INPUT MATERIAL
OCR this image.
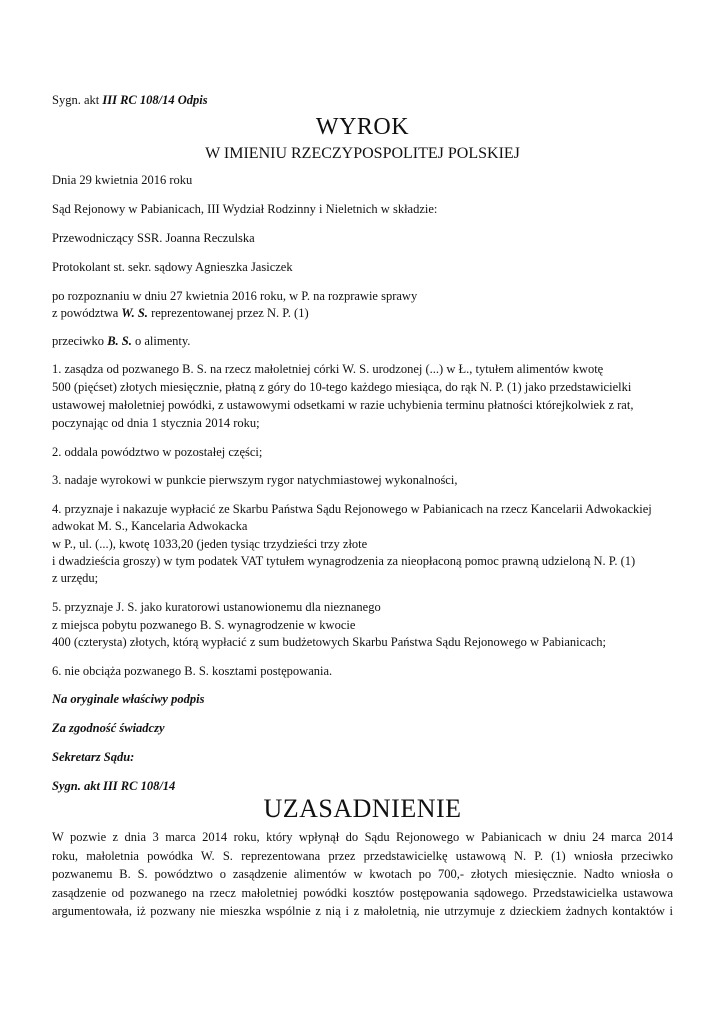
Sygn. akt III RC 108/14 Odpis
WYROK
W IMIENIU RZECZYPOSPOLITEJ POLSKIEJ
Dnia 29 kwietnia 2016 roku
Sąd Rejonowy w Pabianicach, III Wydział Rodzinny i Nieletnich w składzie:
Przewodniczący SSR. Joanna Reczulska
Protokolant st. sekr. sądowy Agnieszka Jasiczek
po rozpoznaniu w dniu 27 kwietnia 2016 roku, w P. na rozprawie sprawy
z powództwa W. S. reprezentowanej przez N. P. (1)
przeciwko B. S. o alimenty.
1. zasądza od pozwanego B. S. na rzecz małoletniej córki W. S. urodzonej (...) w Ł., tytułem alimentów kwotę
500 (pięćset) złotych miesięcznie, płatną z góry do 10-tego każdego miesiąca, do rąk N. P. (1) jako przedstawicielki
ustawowej małoletniej powódki, z ustawowymi odsetkami w razie uchybienia terminu płatności którejkolwiek z rat,
poczynając od dnia 1 stycznia 2014 roku;
2. oddala powództwo w pozostałej części;
3. nadaje wyrokowi w punkcie pierwszym rygor natychmiastowej wykonalności,
4. przyznaje i nakazuje wypłacić ze Skarbu Państwa Sądu Rejonowego w Pabianicach na rzecz Kancelarii Adwokackiej
adwokat M. S., Kancelaria Adwokacka
w P., ul. (...), kwotę 1033,20 (jeden tysiąc trzydzieści trzy złote
i dwadzieścia groszy) w tym podatek VAT tytułem wynagrodzenia za nieopłaconą pomoc prawną udzieloną N. P. (1)
z urzędu;
5. przyznaje J. S. jako kuratorowi ustanowionemu dla nieznanego
z miejsca pobytu pozwanego B. S. wynagrodzenie w kwocie
400 (czterysta) złotych, którą wypłacić z sum budżetowych Skarbu Państwa Sądu Rejonowego w Pabianicach;
6. nie obciąża pozwanego B. S. kosztami postępowania.
Na oryginale właściwy podpis
Za zgodność świadczy
Sekretarz Sądu:
Sygn. akt III RC 108/14
UZASADNIENIE
W pozwie z dnia 3 marca 2014 roku, który wpłynął do Sądu Rejonowego w Pabianicach w dniu 24 marca 2014
roku, małoletnia powódka W. S. reprezentowana przez przedstawicielkę ustawową N. P. (1) wniosła przeciwko
pozwanemu B. S. powództwo o zasądzenie alimentów w kwotach po 700,- złotych miesięcznie. Nadto wniosła o
zasądzenie od pozwanego na rzecz małoletniej powódki kosztów postępowania sądowego. Przedstawicielka ustawowa
argumentowała, iż pozwany nie mieszka wspólnie z nią i z małoletnią, nie utrzymuje z dzieckiem żadnych kontaktów i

TASK TO COMPLETE
Your copy should match the entries exactly, minus the pictures.

WRITTEN REPLY
OCR this image.
Sygn. akt III RC 108/14 Odpis
WYROK
W IMIENIU RZECZYPOSPOLITEJ POLSKIEJ
Dnia 29 kwietnia 2016 roku
Sąd Rejonowy w Pabianicach, III Wydział Rodzinny i Nieletnich w składzie:
Przewodniczący SSR. Joanna Reczulska
Protokolant st. sekr. sądowy Agnieszka Jasiczek
po rozpoznaniu w dniu 27 kwietnia 2016 roku, w P. na rozprawie sprawy
z powództwa W. S. reprezentowanej przez N. P. (1)
przeciwko B. S. o alimenty.
1. zasądza od pozwanego B. S. na rzecz małoletniej córki W. S. urodzonej (...) w Ł., tytułem alimentów kwotę
500 (pięćset) złotych miesięcznie, płatną z góry do 10-tego każdego miesiąca, do rąk N. P. (1) jako przedstawicielki
ustawowej małoletniej powódki, z ustawowymi odsetkami w razie uchybienia terminu płatności którejkolwiek z rat,
poczynając od dnia 1 stycznia 2014 roku;
2. oddala powództwo w pozostałej części;
3. nadaje wyrokowi w punkcie pierwszym rygor natychmiastowej wykonalności,
4. przyznaje i nakazuje wypłacić ze Skarbu Państwa Sądu Rejonowego w Pabianicach na rzecz Kancelarii Adwokackiej
adwokat M. S., Kancelaria Adwokacka
w P., ul. (...), kwotę 1033,20 (jeden tysiąc trzydzieści trzy złote
i dwadzieścia groszy) w tym podatek VAT tytułem wynagrodzenia za nieopłaconą pomoc prawną udzieloną N. P. (1)
z urzędu;
5. przyznaje J. S. jako kuratorowi ustanowionemu dla nieznanego
z miejsca pobytu pozwanego B. S. wynagrodzenie w kwocie
400 (czterysta) złotych, którą wypłacić z sum budżetowych Skarbu Państwa Sądu Rejonowego w Pabianicach;
6. nie obciąża pozwanego B. S. kosztami postępowania.
Na oryginale właściwy podpis
Za zgodność świadczy
Sekretarz Sądu:
Sygn. akt III RC 108/14
UZASADNIENIE
W pozwie z dnia 3 marca 2014 roku, który wpłynął do Sądu Rejonowego w Pabianicach w dniu 24 marca 2014
roku, małoletnia powódka W. S. reprezentowana przez przedstawicielkę ustawową N. P. (1) wniosła przeciwko
pozwanemu B. S. powództwo o zasądzenie alimentów w kwotach po 700,- złotych miesięcznie. Nadto wniosła o
zasądzenie od pozwanego na rzecz małoletniej powódki kosztów postępowania sądowego. Przedstawicielka ustawowa
argumentowała, iż pozwany nie mieszka wspólnie z nią i z małoletnią, nie utrzymuje z dzieckiem żadnych kontaktów i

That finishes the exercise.